## TASK PROMPT
Find every line in the records below that holds the word "simple", and copy it out.

## STORED ROWS
--- START ---

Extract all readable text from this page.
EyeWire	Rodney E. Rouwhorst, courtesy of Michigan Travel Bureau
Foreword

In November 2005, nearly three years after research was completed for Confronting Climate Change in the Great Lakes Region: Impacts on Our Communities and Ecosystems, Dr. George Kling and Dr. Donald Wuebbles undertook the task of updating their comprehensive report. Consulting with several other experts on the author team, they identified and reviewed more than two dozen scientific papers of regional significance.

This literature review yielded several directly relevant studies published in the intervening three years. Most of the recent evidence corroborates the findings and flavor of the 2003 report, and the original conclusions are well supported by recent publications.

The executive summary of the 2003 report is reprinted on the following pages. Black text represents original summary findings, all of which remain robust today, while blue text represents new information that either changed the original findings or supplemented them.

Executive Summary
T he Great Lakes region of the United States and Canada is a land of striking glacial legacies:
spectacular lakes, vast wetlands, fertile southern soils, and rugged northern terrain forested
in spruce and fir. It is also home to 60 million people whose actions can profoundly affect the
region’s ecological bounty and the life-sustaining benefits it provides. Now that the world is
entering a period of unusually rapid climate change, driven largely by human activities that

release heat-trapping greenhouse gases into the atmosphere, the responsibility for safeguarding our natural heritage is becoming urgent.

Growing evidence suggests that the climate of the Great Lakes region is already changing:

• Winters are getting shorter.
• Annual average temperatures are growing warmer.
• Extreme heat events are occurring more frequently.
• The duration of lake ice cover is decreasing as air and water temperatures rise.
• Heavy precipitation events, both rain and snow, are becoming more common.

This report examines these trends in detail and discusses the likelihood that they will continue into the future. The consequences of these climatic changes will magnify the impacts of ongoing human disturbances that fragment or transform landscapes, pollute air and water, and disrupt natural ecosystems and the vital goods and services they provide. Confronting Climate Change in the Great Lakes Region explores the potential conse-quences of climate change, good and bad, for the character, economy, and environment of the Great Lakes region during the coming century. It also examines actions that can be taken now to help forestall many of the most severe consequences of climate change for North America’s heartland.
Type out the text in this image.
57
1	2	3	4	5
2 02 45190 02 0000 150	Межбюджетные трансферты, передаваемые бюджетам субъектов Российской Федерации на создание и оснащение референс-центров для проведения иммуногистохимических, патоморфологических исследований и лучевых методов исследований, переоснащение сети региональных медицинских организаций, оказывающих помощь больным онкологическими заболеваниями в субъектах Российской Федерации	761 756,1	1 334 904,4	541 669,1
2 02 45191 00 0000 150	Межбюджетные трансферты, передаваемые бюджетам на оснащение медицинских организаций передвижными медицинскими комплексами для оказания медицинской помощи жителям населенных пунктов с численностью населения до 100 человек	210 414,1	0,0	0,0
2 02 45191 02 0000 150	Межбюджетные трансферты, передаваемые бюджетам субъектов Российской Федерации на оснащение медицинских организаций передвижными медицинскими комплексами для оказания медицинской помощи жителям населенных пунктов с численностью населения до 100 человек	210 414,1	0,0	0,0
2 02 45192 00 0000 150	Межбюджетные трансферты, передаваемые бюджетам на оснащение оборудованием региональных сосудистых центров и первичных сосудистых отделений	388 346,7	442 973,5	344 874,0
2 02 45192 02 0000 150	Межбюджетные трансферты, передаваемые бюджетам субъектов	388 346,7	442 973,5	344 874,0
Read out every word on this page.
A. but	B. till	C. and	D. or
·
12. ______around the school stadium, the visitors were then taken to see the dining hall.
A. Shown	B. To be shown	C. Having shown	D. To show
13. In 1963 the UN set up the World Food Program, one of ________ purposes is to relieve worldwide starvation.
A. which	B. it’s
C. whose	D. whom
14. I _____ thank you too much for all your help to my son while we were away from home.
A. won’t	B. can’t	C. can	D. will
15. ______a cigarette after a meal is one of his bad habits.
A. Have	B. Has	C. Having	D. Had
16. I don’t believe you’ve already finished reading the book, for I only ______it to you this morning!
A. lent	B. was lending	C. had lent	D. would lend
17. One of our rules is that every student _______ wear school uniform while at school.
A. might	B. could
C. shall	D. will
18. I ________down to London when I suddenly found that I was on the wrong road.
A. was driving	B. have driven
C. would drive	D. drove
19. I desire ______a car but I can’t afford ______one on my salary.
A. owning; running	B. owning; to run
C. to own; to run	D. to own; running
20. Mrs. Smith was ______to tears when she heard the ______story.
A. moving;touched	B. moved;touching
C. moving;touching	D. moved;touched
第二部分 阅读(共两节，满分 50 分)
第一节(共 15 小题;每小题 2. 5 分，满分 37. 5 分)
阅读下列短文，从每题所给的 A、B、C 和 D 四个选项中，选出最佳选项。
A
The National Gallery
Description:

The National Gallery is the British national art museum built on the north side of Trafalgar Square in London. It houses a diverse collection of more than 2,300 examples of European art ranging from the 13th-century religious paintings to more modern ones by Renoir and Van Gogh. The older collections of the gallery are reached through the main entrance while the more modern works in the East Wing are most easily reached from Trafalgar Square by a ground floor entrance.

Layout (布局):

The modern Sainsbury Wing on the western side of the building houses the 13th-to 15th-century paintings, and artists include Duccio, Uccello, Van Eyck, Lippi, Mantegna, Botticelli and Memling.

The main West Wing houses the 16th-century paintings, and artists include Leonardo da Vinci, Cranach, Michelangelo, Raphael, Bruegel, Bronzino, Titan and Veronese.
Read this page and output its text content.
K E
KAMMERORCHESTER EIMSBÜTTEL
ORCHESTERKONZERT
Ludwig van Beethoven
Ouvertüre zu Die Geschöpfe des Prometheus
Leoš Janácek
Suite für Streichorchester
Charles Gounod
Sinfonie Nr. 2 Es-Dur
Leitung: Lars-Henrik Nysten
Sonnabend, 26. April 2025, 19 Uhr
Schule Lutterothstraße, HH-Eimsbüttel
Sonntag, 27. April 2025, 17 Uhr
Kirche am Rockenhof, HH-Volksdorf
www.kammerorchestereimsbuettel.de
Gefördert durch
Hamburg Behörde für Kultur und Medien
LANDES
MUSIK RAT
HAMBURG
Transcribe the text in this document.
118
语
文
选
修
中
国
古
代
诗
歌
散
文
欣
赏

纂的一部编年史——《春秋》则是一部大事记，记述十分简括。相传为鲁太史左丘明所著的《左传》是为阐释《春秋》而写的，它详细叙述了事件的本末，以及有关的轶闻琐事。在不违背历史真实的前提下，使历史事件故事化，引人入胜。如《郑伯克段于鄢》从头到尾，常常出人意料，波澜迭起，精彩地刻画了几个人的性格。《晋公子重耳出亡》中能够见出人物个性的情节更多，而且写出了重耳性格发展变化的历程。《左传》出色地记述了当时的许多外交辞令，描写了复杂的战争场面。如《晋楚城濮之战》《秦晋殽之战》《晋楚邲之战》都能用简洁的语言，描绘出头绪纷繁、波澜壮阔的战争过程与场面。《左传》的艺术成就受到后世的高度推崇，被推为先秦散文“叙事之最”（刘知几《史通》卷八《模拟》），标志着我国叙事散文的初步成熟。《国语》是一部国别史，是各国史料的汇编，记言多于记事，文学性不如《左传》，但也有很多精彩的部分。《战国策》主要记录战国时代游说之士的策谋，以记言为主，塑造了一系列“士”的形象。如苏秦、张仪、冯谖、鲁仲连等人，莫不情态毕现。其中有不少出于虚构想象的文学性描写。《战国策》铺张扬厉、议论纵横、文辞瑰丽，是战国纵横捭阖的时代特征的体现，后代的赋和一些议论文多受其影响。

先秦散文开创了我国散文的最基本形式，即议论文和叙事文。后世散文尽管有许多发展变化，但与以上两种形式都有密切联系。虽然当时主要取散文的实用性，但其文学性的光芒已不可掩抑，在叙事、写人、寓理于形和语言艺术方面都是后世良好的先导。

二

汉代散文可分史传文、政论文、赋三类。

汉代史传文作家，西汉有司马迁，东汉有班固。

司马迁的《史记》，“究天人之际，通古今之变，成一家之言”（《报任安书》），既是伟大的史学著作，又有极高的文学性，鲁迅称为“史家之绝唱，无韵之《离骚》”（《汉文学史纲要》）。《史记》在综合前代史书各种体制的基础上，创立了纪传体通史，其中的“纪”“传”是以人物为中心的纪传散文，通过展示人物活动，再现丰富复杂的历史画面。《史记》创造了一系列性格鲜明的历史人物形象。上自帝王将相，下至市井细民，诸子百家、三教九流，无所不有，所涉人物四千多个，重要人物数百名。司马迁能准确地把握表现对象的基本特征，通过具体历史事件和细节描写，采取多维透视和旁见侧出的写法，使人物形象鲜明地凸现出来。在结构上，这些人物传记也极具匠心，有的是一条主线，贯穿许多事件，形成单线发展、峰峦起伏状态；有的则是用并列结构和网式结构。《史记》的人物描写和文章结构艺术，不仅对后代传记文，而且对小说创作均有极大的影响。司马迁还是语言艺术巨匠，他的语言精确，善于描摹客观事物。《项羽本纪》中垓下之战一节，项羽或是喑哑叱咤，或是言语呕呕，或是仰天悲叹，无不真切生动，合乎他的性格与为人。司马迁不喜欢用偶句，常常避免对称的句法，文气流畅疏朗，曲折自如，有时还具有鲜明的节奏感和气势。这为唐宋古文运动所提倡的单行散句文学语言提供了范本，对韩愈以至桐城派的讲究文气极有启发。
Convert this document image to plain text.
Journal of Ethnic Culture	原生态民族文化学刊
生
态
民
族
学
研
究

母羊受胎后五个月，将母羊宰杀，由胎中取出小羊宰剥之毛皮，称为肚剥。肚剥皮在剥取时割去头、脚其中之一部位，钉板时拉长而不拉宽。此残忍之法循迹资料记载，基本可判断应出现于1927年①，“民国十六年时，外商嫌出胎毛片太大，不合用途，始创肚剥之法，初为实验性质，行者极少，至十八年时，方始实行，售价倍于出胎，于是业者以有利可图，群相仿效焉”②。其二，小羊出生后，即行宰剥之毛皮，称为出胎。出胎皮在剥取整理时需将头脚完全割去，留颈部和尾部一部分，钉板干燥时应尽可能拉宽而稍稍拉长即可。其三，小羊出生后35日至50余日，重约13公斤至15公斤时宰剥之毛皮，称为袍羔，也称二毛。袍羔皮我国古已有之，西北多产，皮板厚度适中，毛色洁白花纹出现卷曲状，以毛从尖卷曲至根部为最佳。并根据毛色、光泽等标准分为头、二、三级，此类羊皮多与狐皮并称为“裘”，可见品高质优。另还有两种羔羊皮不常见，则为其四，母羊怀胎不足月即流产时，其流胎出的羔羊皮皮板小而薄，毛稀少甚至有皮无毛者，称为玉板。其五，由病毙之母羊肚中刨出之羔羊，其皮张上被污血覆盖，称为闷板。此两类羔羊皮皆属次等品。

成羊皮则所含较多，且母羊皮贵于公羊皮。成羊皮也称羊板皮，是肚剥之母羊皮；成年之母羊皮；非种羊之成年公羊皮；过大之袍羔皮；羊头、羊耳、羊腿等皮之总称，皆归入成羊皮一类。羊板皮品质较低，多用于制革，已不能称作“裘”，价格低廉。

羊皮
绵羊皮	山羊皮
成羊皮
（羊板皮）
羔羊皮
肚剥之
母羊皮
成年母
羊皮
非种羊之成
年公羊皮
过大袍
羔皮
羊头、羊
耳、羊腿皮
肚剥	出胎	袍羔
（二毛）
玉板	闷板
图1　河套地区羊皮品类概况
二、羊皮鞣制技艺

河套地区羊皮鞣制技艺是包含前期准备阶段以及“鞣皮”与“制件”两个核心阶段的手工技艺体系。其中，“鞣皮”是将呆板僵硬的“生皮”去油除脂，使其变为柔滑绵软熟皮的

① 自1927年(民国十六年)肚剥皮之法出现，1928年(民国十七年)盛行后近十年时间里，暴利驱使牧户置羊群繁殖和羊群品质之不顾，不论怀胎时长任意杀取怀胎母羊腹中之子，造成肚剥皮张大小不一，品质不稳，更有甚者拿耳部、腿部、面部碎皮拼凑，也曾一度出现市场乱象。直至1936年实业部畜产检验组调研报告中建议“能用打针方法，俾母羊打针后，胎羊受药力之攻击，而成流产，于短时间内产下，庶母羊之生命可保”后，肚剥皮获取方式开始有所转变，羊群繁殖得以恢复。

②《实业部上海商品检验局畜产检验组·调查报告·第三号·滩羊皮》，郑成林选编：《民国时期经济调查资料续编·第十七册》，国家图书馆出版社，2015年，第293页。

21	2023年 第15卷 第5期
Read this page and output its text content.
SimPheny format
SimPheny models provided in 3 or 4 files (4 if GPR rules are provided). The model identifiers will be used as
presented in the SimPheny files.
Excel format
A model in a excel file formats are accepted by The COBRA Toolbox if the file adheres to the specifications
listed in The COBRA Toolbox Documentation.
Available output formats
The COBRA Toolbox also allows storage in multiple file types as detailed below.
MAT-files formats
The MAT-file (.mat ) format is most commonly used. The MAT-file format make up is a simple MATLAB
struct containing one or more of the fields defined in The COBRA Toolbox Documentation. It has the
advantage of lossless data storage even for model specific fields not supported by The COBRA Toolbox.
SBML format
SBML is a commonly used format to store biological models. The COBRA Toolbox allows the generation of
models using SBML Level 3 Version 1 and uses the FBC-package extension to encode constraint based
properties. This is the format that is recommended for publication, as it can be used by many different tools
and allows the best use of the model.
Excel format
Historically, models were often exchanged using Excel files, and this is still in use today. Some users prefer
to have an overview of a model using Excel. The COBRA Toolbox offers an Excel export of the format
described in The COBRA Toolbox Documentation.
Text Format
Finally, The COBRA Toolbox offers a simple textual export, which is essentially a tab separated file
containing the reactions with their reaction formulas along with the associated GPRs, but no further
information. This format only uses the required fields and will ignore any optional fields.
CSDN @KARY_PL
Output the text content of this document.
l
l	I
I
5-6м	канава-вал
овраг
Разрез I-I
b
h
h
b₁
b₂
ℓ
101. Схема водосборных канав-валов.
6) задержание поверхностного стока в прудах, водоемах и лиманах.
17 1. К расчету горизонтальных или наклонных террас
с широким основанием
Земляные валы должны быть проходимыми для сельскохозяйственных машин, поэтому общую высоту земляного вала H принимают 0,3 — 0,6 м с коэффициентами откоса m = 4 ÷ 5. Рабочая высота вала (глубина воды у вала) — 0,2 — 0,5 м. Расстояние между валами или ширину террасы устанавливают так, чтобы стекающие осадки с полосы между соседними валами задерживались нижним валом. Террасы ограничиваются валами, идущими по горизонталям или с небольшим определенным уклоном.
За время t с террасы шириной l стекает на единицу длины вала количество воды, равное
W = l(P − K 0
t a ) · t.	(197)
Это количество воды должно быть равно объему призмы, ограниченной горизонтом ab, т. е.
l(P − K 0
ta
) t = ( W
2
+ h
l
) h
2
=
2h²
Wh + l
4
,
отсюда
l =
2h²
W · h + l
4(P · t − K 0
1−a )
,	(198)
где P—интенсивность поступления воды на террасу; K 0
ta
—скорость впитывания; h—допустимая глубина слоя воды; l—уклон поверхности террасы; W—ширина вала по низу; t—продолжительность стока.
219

--- END ---

## ANSWER TO THE EXERCISE
The MAT-file (.mat ) format is most commonly used. The MAT-file format make up is a simple MATLAB
Finally, The COBRA Toolbox offers a simple textual export, which is essentially a tab separated file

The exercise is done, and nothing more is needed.